*** TASK INPUTS ***
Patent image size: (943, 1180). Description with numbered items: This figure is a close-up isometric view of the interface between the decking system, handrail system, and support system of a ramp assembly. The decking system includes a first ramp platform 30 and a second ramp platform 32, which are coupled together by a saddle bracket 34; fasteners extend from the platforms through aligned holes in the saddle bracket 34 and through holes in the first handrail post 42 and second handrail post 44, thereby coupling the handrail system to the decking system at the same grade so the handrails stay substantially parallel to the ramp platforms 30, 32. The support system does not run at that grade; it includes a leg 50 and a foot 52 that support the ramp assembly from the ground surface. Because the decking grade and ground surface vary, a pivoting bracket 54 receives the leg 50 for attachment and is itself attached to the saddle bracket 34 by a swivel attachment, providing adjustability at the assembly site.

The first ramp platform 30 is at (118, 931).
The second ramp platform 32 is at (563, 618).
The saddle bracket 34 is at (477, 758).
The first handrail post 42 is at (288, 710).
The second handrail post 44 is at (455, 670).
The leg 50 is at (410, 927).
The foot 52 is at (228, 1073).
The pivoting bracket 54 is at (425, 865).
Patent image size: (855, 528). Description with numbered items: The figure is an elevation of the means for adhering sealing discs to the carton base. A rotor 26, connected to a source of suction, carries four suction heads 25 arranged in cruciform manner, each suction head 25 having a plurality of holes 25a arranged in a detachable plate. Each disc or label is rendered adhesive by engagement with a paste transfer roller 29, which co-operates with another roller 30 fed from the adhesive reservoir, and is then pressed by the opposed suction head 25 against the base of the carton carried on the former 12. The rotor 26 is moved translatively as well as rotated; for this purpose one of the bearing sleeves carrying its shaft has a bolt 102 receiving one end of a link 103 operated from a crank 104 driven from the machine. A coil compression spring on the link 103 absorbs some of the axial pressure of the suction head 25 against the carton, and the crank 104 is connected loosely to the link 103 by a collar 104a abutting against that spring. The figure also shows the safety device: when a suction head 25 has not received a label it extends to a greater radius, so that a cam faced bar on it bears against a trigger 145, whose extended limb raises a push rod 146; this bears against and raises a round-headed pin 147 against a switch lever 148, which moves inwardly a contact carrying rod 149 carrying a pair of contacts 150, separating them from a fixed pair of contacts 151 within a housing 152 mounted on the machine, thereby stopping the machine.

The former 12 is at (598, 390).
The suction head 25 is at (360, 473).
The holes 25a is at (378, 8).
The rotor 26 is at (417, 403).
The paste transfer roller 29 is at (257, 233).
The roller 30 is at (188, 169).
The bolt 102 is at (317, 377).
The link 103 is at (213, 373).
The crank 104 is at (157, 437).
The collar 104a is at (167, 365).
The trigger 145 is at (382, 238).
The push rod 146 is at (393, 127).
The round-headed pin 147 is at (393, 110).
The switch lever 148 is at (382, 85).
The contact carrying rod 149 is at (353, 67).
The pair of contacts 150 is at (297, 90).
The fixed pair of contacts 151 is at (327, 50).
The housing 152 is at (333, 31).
***
WRITTEN PROBLEM
Rewrite the data from its start through the line containing "The leg 50 is at (410, 927).", swapping "isometric view" for "perspective view" and changing nothing else.

TASK RESULT
Patent image size: (943, 1180). Description with numbered items: This figure is a close-up perspective view of the interface between the decking system, handrail system, and support system of a ramp assembly. The decking system includes a first ramp platform 30 and a second ramp platform 32, which are coupled together by a saddle bracket 34; fasteners extend from the platforms through aligned holes in the saddle bracket 34 and through holes in the first handrail post 42 and second handrail post 44, thereby coupling the handrail system to the decking system at the same grade so the handrails stay substantially parallel to the ramp platforms 30, 32. The support system does not run at that grade; it includes a leg 50 and a foot 52 that support the ramp assembly from the ground surface. Because the decking grade and ground surface vary, a pivoting bracket 54 receives the leg 50 for attachment and is itself attached to the saddle bracket 34 by a swivel attachment, providing adjustability at the assembly site.

The first ramp platform 30 is at (118, 931).
The second ramp platform 32 is at (563, 618).
The saddle bracket 34 is at (477, 758).
The first handrail post 42 is at (288, 710).
The second handrail post 44 is at (455, 670).
The leg 50 is at (410, 927).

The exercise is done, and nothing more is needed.